----- DATASET ENTRIES -----
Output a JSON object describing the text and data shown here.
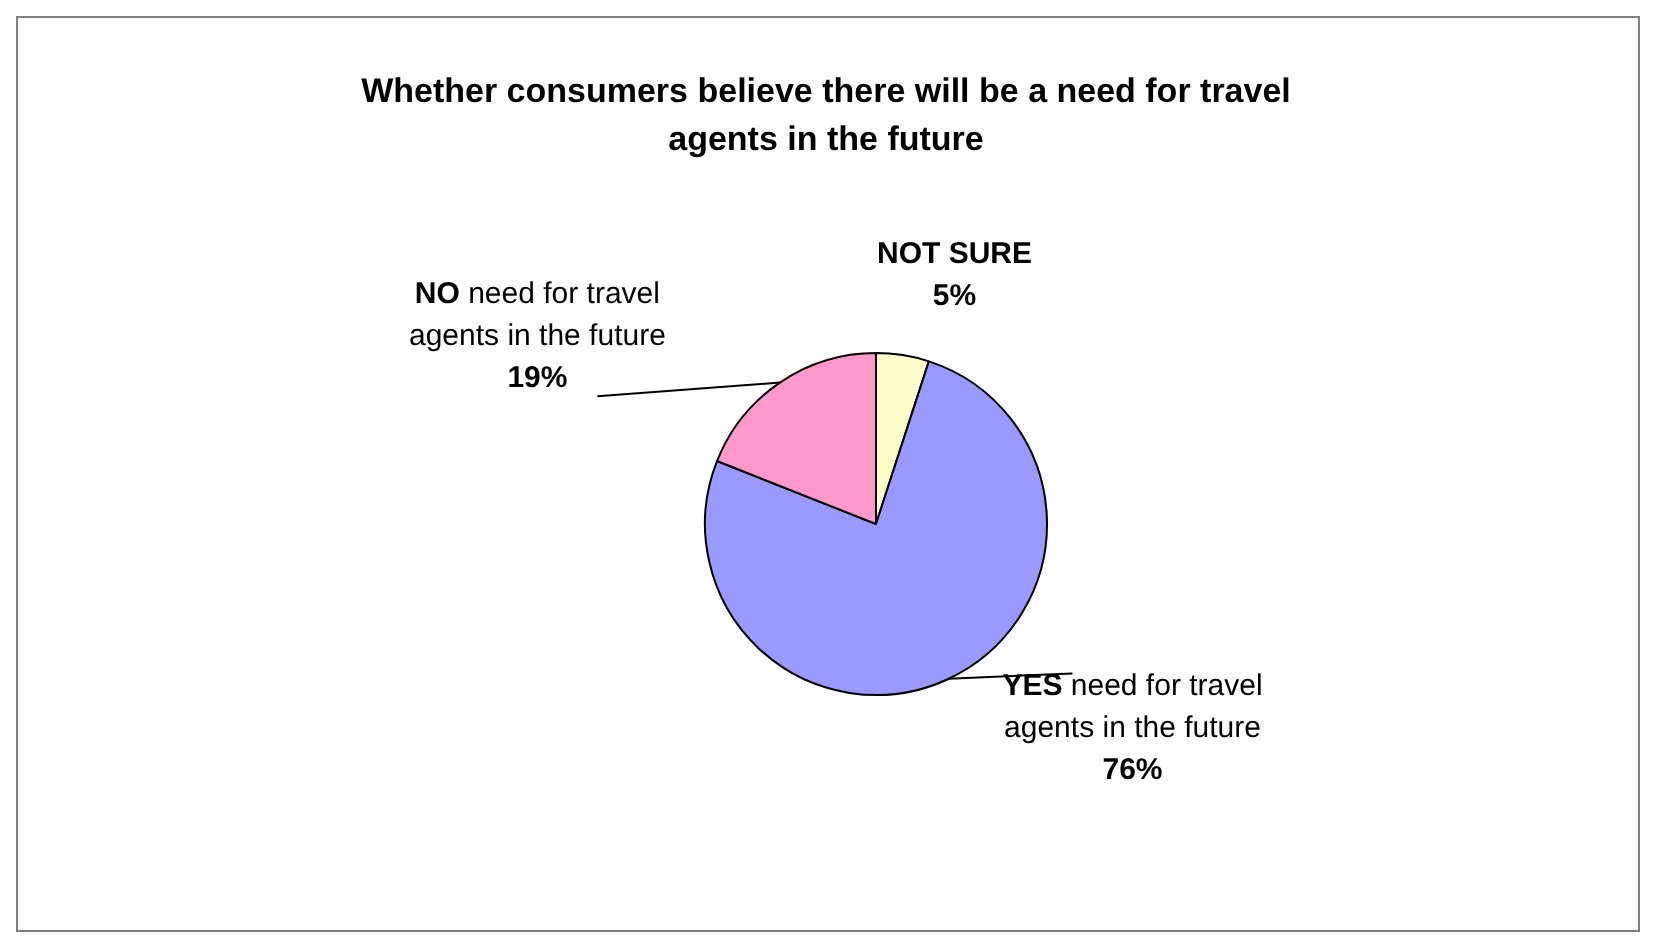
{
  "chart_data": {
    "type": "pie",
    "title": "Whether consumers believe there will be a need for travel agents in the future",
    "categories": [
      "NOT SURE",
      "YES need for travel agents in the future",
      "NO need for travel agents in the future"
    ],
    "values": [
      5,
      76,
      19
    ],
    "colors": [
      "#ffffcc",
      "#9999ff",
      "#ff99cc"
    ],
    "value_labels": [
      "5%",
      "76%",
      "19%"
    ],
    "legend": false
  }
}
-----
----- DATASET ENTRIES -----
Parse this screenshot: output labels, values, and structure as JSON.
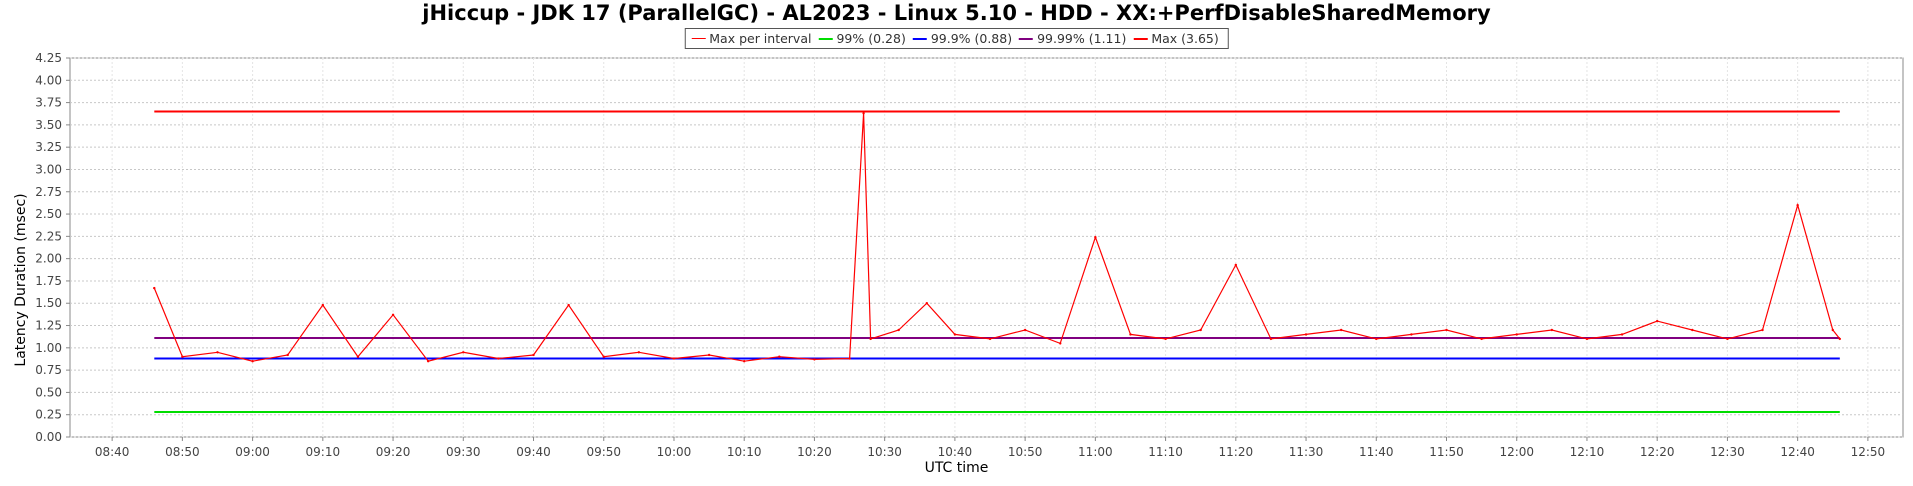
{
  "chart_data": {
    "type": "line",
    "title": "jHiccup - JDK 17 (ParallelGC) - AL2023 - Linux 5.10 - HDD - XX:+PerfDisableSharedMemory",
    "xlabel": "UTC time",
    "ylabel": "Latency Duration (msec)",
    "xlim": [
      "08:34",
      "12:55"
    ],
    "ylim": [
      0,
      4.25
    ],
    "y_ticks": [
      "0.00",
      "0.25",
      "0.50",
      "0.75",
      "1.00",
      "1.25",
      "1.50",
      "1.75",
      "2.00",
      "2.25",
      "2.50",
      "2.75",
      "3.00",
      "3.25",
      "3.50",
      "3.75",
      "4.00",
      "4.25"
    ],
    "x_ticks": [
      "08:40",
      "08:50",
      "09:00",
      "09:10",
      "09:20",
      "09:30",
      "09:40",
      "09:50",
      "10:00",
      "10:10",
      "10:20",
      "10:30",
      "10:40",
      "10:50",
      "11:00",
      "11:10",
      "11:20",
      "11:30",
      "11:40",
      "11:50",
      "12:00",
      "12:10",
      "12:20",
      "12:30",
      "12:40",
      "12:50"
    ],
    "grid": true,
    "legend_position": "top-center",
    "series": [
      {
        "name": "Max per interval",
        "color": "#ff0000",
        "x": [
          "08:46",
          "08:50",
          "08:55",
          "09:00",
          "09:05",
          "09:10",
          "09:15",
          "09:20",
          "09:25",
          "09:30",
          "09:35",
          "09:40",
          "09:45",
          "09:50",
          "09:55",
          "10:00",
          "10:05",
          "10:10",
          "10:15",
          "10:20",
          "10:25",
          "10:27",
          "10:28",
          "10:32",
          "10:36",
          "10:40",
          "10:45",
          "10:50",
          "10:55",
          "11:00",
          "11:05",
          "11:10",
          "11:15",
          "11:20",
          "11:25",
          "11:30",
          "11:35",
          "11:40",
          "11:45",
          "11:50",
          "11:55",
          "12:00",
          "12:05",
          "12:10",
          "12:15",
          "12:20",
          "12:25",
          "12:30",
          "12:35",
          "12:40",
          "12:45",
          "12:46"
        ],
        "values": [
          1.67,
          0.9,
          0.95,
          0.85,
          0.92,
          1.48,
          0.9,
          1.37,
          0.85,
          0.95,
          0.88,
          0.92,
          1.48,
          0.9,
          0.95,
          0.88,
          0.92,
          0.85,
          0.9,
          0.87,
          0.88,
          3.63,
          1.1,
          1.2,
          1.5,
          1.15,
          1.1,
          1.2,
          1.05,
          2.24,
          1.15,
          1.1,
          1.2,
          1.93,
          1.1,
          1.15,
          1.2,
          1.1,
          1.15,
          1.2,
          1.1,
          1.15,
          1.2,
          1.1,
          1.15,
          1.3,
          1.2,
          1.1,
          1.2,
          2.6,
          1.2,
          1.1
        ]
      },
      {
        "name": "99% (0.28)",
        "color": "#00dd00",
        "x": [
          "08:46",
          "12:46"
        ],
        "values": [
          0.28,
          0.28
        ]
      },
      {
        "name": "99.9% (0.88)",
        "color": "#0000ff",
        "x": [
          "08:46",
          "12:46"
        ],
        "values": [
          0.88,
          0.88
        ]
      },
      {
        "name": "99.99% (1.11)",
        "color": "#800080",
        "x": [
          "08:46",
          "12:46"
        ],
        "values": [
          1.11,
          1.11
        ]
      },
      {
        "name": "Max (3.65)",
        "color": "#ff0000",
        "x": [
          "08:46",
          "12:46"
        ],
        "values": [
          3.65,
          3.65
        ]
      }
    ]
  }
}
-----
#### [TASK DIRECTIONS]
In the entries above, find each line with the word "need" and show it.

#### [TASK OUTPUT]
    "title": "Whether consumers believe there will be a need for travel agents in the future",
      "YES need for travel agents in the future",
      "NO need for travel agents in the future"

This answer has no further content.